**RECORDS FOR THE EXERCISE:**
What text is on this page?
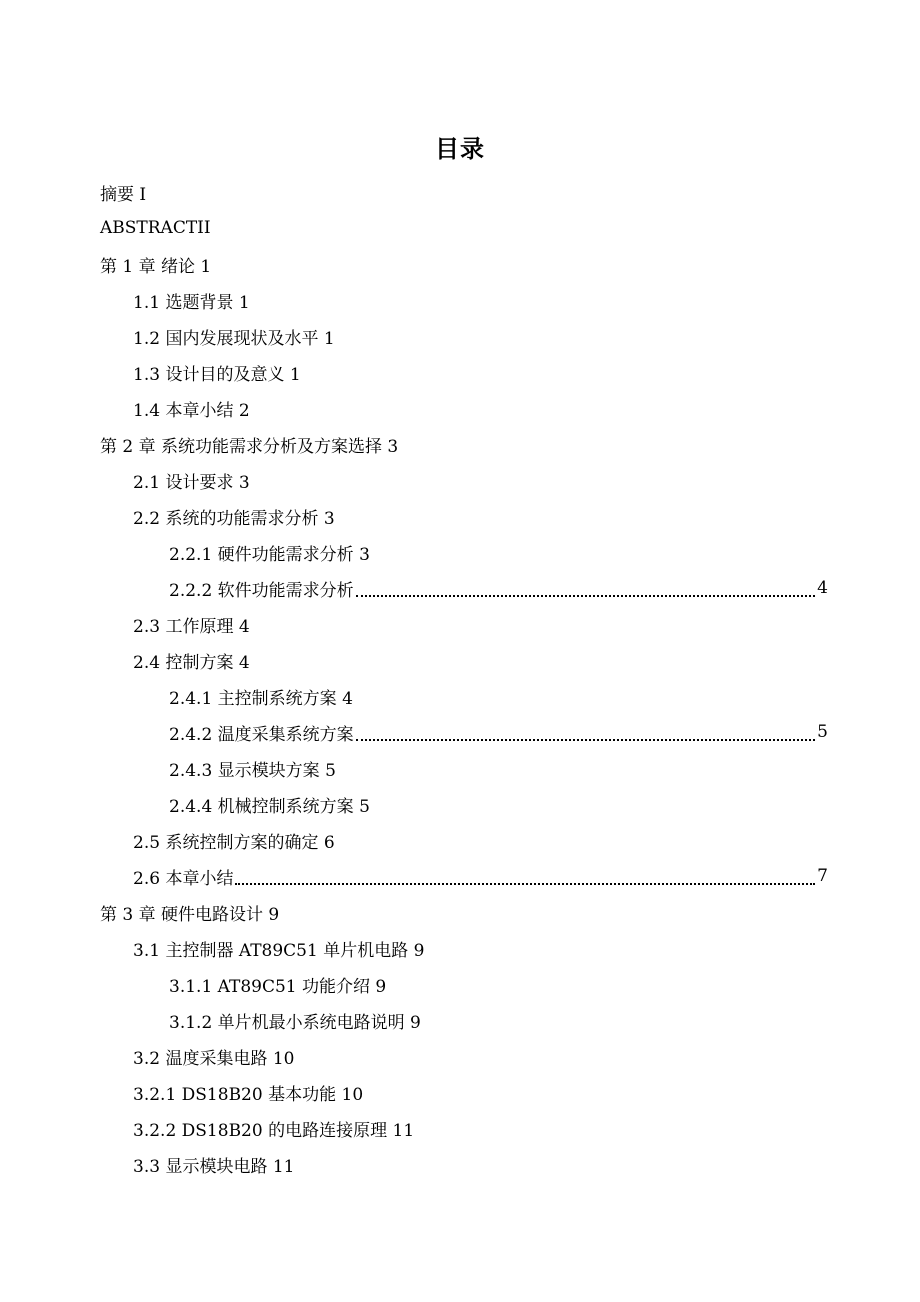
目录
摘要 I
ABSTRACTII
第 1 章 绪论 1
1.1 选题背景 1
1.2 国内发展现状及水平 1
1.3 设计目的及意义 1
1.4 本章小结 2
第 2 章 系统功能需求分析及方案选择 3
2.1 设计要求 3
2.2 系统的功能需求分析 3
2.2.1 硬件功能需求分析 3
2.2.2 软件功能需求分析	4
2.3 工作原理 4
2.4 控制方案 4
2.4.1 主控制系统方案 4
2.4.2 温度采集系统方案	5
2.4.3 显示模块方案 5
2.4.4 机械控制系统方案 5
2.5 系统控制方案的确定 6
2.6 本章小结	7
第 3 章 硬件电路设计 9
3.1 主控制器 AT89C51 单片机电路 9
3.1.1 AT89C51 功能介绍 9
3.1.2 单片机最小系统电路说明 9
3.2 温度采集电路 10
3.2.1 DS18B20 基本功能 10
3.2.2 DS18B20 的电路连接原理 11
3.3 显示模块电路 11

**SET TASK:**
Images must not appear in the copy; reproduce everything else in the records verbatim.

**WRITTEN REPLY:**
What text is on this page?
目录
摘要 I
ABSTRACTII
第 1 章 绪论 1
1.1 选题背景 1
1.2 国内发展现状及水平 1
1.3 设计目的及意义 1
1.4 本章小结 2
第 2 章 系统功能需求分析及方案选择 3
2.1 设计要求 3
2.2 系统的功能需求分析 3
2.2.1 硬件功能需求分析 3
2.2.2 软件功能需求分析	4
2.3 工作原理 4
2.4 控制方案 4
2.4.1 主控制系统方案 4
2.4.2 温度采集系统方案	5
2.4.3 显示模块方案 5
2.4.4 机械控制系统方案 5
2.5 系统控制方案的确定 6
2.6 本章小结	7
第 3 章 硬件电路设计 9
3.1 主控制器 AT89C51 单片机电路 9
3.1.1 AT89C51 功能介绍 9
3.1.2 单片机最小系统电路说明 9
3.2 温度采集电路 10
3.2.1 DS18B20 基本功能 10
3.2.2 DS18B20 的电路连接原理 11
3.3 显示模块电路 11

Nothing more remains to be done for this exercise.